### THE TASK
Rename "x-tick-label" to "x-axis-label" in the lines from the one containing "footer-description: INJCJC4 Index" to the one containing "y-tick-label: 200 (1132, 623, 1156, 639)". Return only those lines, with everything else left as it is.

### DATA PROVIDED
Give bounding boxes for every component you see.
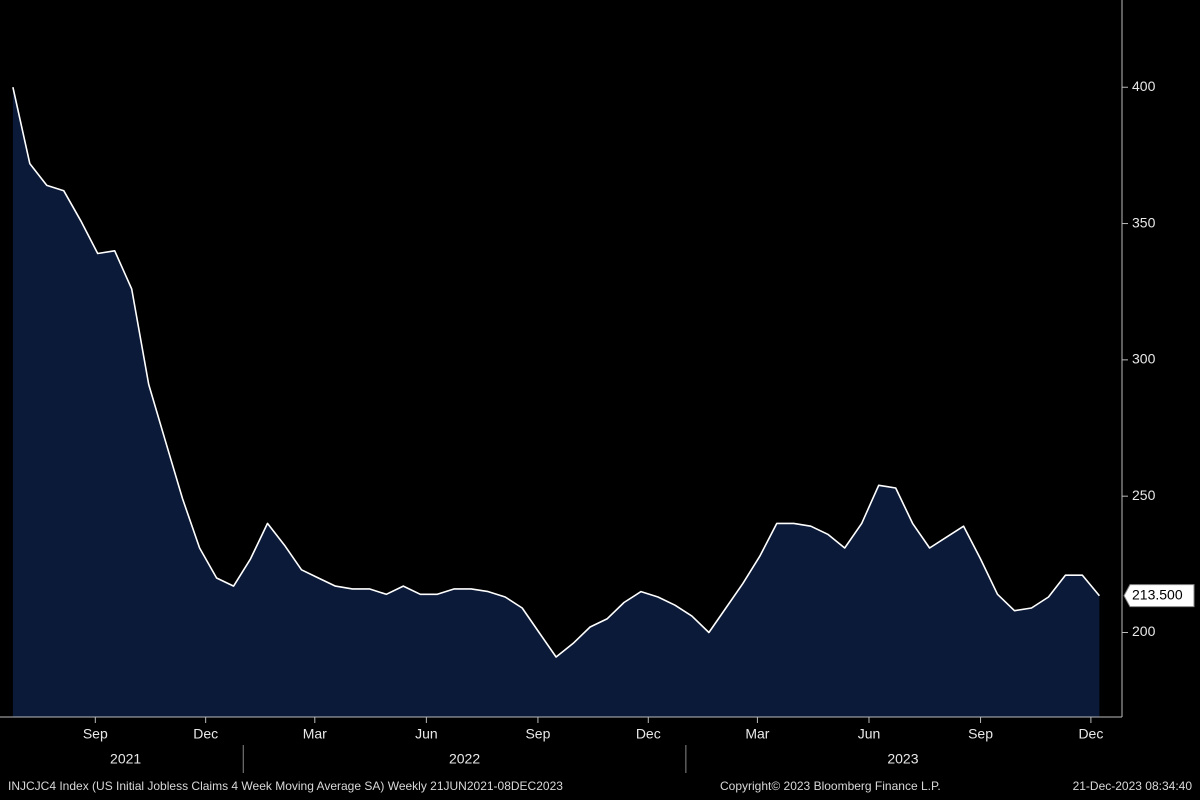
footer-description: INJCJC4 Index (US Initial Jobless Claims… (8, 779, 563, 793)
footer-timestamp: 21-Dec-2023 08:34:40 (1073, 779, 1193, 793)
x-tick-label: Jun (415, 726, 438, 742)
year-label: 2023 (887, 751, 918, 767)
x-tick-label: Sep (525, 726, 550, 742)
last-value-label: 213.500 (1132, 586, 1183, 602)
x-tick-label: Jun (858, 726, 881, 742)
x-tick-label: Sep (83, 726, 108, 742)
line (12, 87, 1101, 658)
year-label: 2022 (449, 751, 480, 767)
y-tick-label: 300 (1132, 351, 1156, 367)
area (12, 87, 1100, 717)
y-tick-label: 200 (1132, 623, 1156, 639)
footer-copyright: Copyright© 2023 Bloomberg Finance L.P. (720, 779, 941, 793)
x-tick-label: Mar (745, 726, 769, 742)
x-tick-label: Mar (303, 726, 327, 742)
y-tick-label: 350 (1132, 214, 1156, 230)
x-tick-label: Sep (968, 726, 993, 742)
x-tick-label: Dec (636, 726, 661, 742)
x-tick-label: Dec (1078, 726, 1103, 742)
y-tick-label: 250 (1132, 487, 1156, 503)
x-tick-label: Dec (193, 726, 218, 742)
last-value-box (1123, 584, 1195, 608)
y-tick-label: 400 (1132, 78, 1156, 94)
year-label: 2021 (110, 751, 141, 767)
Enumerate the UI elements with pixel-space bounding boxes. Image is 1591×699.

### TASK RESULT
footer-description: INJCJC4 Index (US Initial Jobless Claims… (8, 779, 563, 793)
footer-timestamp: 21-Dec-2023 08:34:40 (1073, 779, 1193, 793)
x-axis-label: Jun (415, 726, 438, 742)
year-label: 2023 (887, 751, 918, 767)
x-axis-label: Sep (525, 726, 550, 742)
last-value-label: 213.500 (1132, 586, 1183, 602)
x-axis-label: Jun (858, 726, 881, 742)
x-axis-label: Sep (83, 726, 108, 742)
line (12, 87, 1101, 658)
year-label: 2022 (449, 751, 480, 767)
y-tick-label: 300 (1132, 351, 1156, 367)
area (12, 87, 1100, 717)
y-tick-label: 200 (1132, 623, 1156, 639)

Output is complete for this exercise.